TASK REQUIREMENTS:
Repeat each entry as written, dropping any picture you find.
----- RECORDS FOR THE EXERCISE
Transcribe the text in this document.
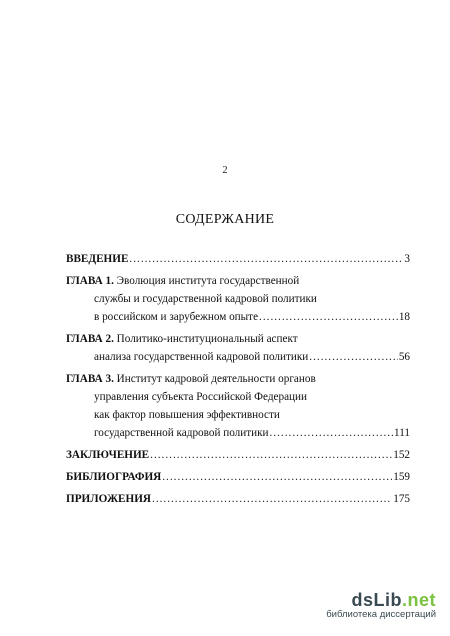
2
СОДЕРЖАНИЕ
ВВЕДЕНИЕ .....	3
ГЛАВА 1. Эволюция института государственной
службы и государственной кадровой политики
в российском и зарубежном опыте .....	18
ГЛАВА 2. Политико-институциональный аспект
анализа государственной кадровой политики .....	56
ГЛАВА 3. Институт кадровой деятельности органов
управления субъекта Российской Федерации
как фактор повышения эффективности
государственной кадровой политики .....	111
ЗАКЛЮЧЕНИЕ .....	152
БИБЛИОГРАФИЯ .....	159
ПРИЛОЖЕНИЯ .....	175
dsLib.net
библиотека диссертаций
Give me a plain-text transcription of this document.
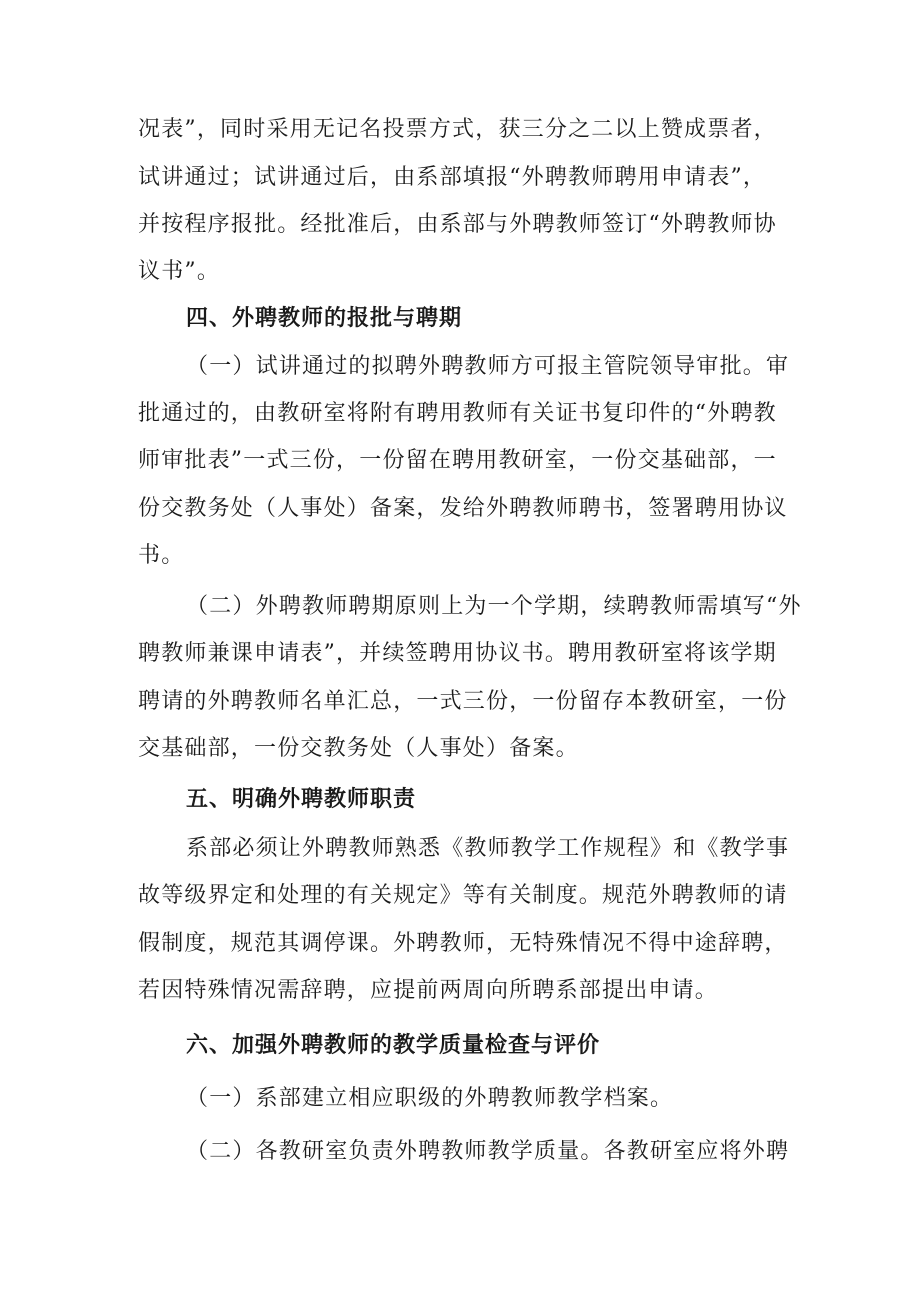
况表”，同时采用无记名投票方式，获三分之二以上赞成票者，
试讲通过；试讲通过后，由系部填报“外聘教师聘用申请表”，
并按程序报批。经批准后，由系部与外聘教师签订“外聘教师协
议书”。
四、外聘教师的报批与聘期
（一）试讲通过的拟聘外聘教师方可报主管院领导审批。审
批通过的，由教研室将附有聘用教师有关证书复印件的“外聘教
师审批表”一式三份，一份留在聘用教研室，一份交基础部，一
份交教务处（人事处）备案，发给外聘教师聘书，签署聘用协议
书。
（二）外聘教师聘期原则上为一个学期，续聘教师需填写“外
聘教师兼课申请表”，并续签聘用协议书。聘用教研室将该学期
聘请的外聘教师名单汇总，一式三份，一份留存本教研室，一份
交基础部，一份交教务处（人事处）备案。
五、明确外聘教师职责
系部必须让外聘教师熟悉《教师教学工作规程》和《教学事
故等级界定和处理的有关规定》等有关制度。规范外聘教师的请
假制度，规范其调停课。外聘教师，无特殊情况不得中途辞聘，
若因特殊情况需辞聘，应提前两周向所聘系部提出申请。
六、加强外聘教师的教学质量检查与评价
（一）系部建立相应职级的外聘教师教学档案。
（二）各教研室负责外聘教师教学质量。各教研室应将外聘
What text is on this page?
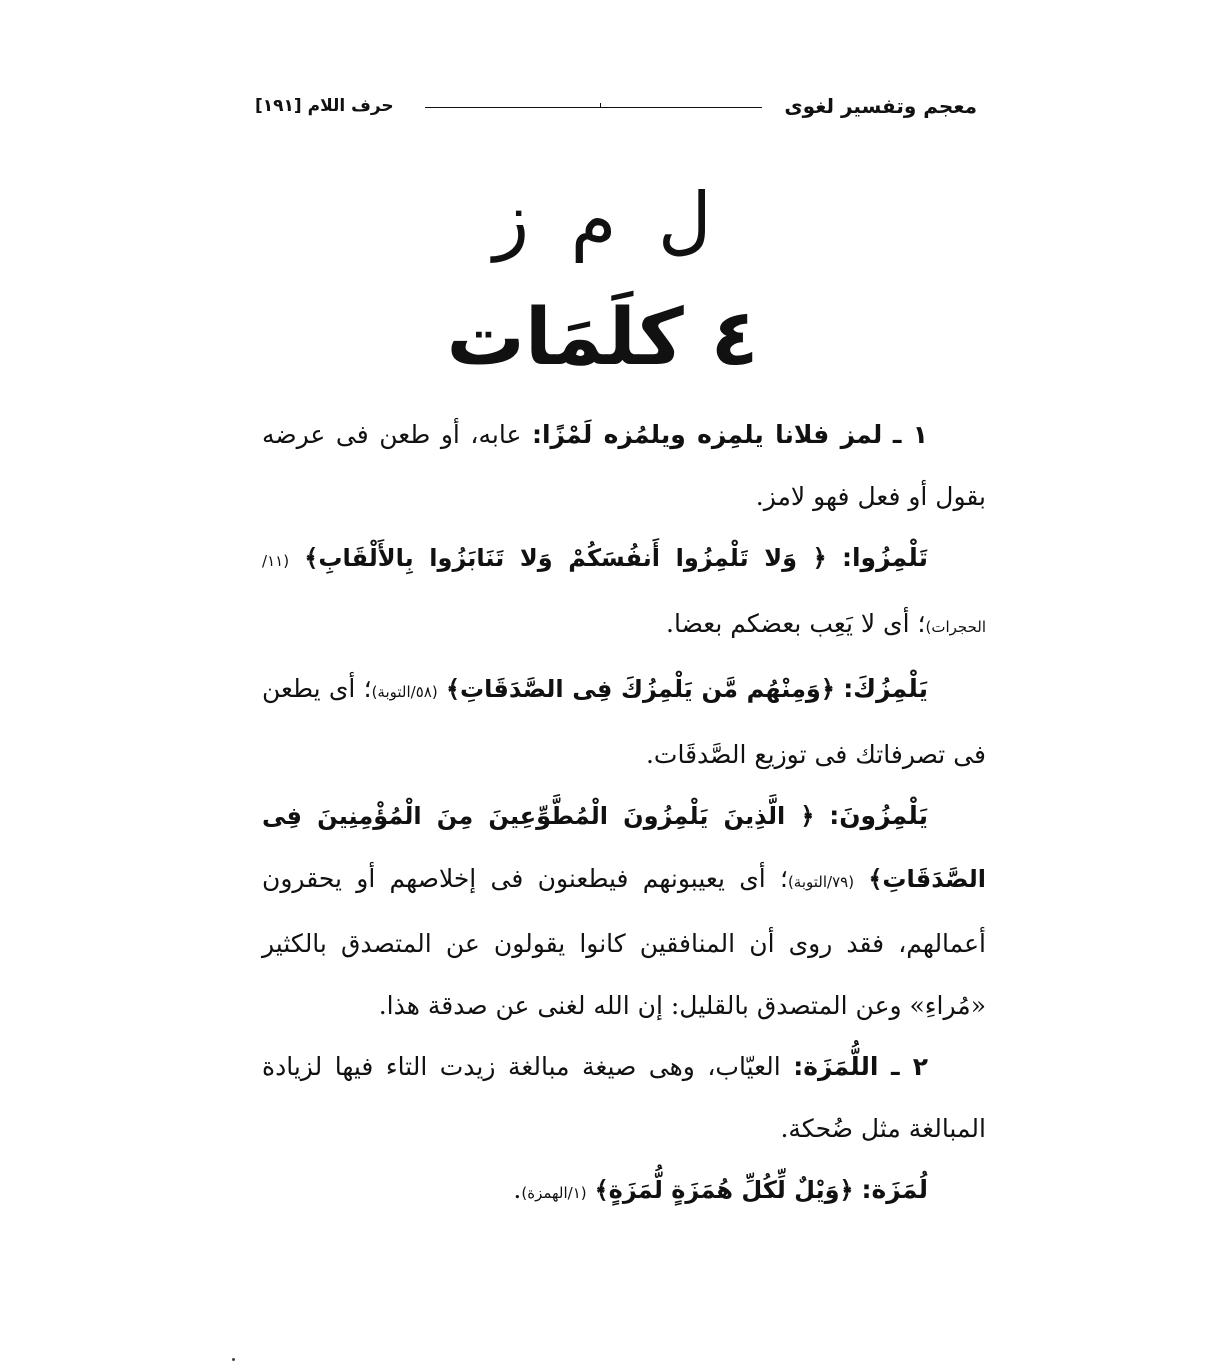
معجم وتفسير لغوى
حرف اللام [١٩١]
ل م ز
٤ كلَمَات

١ ـ لمز فلانا يلمِزه ويلمُزه لَمْزًا: عابه، أو طعن فى عرضه بقول أو فعل فهو لامز.

تَلْمِزُوا: ﴿ وَلا تَلْمِزُوا أَنفُسَكُمْ وَلا تَنَابَزُوا بِالأَلْقَابِ﴾ (١١/الحجرات)؛ أى لا يَعِب بعضكم بعضا.

يَلْمِزُكَ: ﴿وَمِنْهُم مَّن يَلْمِزُكَ فِى الصَّدَقَاتِ﴾ (٥٨/التوبة)؛ أى يطعن فى تصرفاتك فى توزيع الصَّدقَات.

يَلْمِزُونَ: ﴿ الَّذِينَ يَلْمِزُونَ الْمُطَّوِّعِينَ مِنَ الْمُؤْمِنِينَ فِى الصَّدَقَاتِ﴾ (٧٩/التوبة)؛ أى يعيبونهم فيطعنون فى إخلاصهم أو يحقرون أعمالهم، فقد روى أن المنافقين كانوا يقولون عن المتصدق بالكثير «مُراءِ» وعن المتصدق بالقليل: إن الله لغنى عن صدقة هذا.

٢ ـ اللُّمَزَة: العيّاب، وهى صيغة مبالغة زيدت التاء فيها لزيادة المبالغة مثل ضُحكة.

لُمَزَة: ﴿وَيْلٌ لِّكُلِّ هُمَزَةٍ لُّمَزَةٍ﴾ (١/الهمزة).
----------
RESULT FOR THIS EXERCISE:
Transcribe the text in this document.
2
СОДЕРЖАНИЕ
ВВЕДЕНИЕ .....	3
ГЛАВА 1. Эволюция института государственной
службы и государственной кадровой политики
в российском и зарубежном опыте .....	18
ГЛАВА 2. Политико-институциональный аспект
анализа государственной кадровой политики .....	56
ГЛАВА 3. Институт кадровой деятельности органов
управления субъекта Российской Федерации
как фактор повышения эффективности
государственной кадровой политики .....	111
ЗАКЛЮЧЕНИЕ .....	152
БИБЛИОГРАФИЯ .....	159
ПРИЛОЖЕНИЯ .....	175
dsLib.net
библиотека диссертаций
Give me a plain-text transcription of this document.
况表”，同时采用无记名投票方式，获三分之二以上赞成票者，
试讲通过；试讲通过后，由系部填报“外聘教师聘用申请表”，
并按程序报批。经批准后，由系部与外聘教师签订“外聘教师协
议书”。
四、外聘教师的报批与聘期
（一）试讲通过的拟聘外聘教师方可报主管院领导审批。审
批通过的，由教研室将附有聘用教师有关证书复印件的“外聘教
师审批表”一式三份，一份留在聘用教研室，一份交基础部，一
份交教务处（人事处）备案，发给外聘教师聘书，签署聘用协议
书。
（二）外聘教师聘期原则上为一个学期，续聘教师需填写“外
聘教师兼课申请表”，并续签聘用协议书。聘用教研室将该学期
聘请的外聘教师名单汇总，一式三份，一份留存本教研室，一份
交基础部，一份交教务处（人事处）备案。
五、明确外聘教师职责
系部必须让外聘教师熟悉《教师教学工作规程》和《教学事
故等级界定和处理的有关规定》等有关制度。规范外聘教师的请
假制度，规范其调停课。外聘教师，无特殊情况不得中途辞聘，
若因特殊情况需辞聘，应提前两周向所聘系部提出申请。
六、加强外聘教师的教学质量检查与评价
（一）系部建立相应职级的外聘教师教学档案。
（二）各教研室负责外聘教师教学质量。各教研室应将外聘
What text is on this page?
معجم وتفسير لغوى
حرف اللام [١٩١]
ل م ز
٤ كلَمَات

١ ـ لمز فلانا يلمِزه ويلمُزه لَمْزًا: عابه، أو طعن فى عرضه بقول أو فعل فهو لامز.

تَلْمِزُوا: ﴿ وَلا تَلْمِزُوا أَنفُسَكُمْ وَلا تَنَابَزُوا بِالأَلْقَابِ﴾ (١١/الحجرات)؛ أى لا يَعِب بعضكم بعضا.

يَلْمِزُكَ: ﴿وَمِنْهُم مَّن يَلْمِزُكَ فِى الصَّدَقَاتِ﴾ (٥٨/التوبة)؛ أى يطعن فى تصرفاتك فى توزيع الصَّدقَات.

يَلْمِزُونَ: ﴿ الَّذِينَ يَلْمِزُونَ الْمُطَّوِّعِينَ مِنَ الْمُؤْمِنِينَ فِى الصَّدَقَاتِ﴾ (٧٩/التوبة)؛ أى يعيبونهم فيطعنون فى إخلاصهم أو يحقرون أعمالهم، فقد روى أن المنافقين كانوا يقولون عن المتصدق بالكثير «مُراءِ» وعن المتصدق بالقليل: إن الله لغنى عن صدقة هذا.

٢ ـ اللُّمَزَة: العيّاب، وهى صيغة مبالغة زيدت التاء فيها لزيادة المبالغة مثل ضُحكة.

لُمَزَة: ﴿وَيْلٌ لِّكُلِّ هُمَزَةٍ لُّمَزَةٍ﴾ (١/الهمزة).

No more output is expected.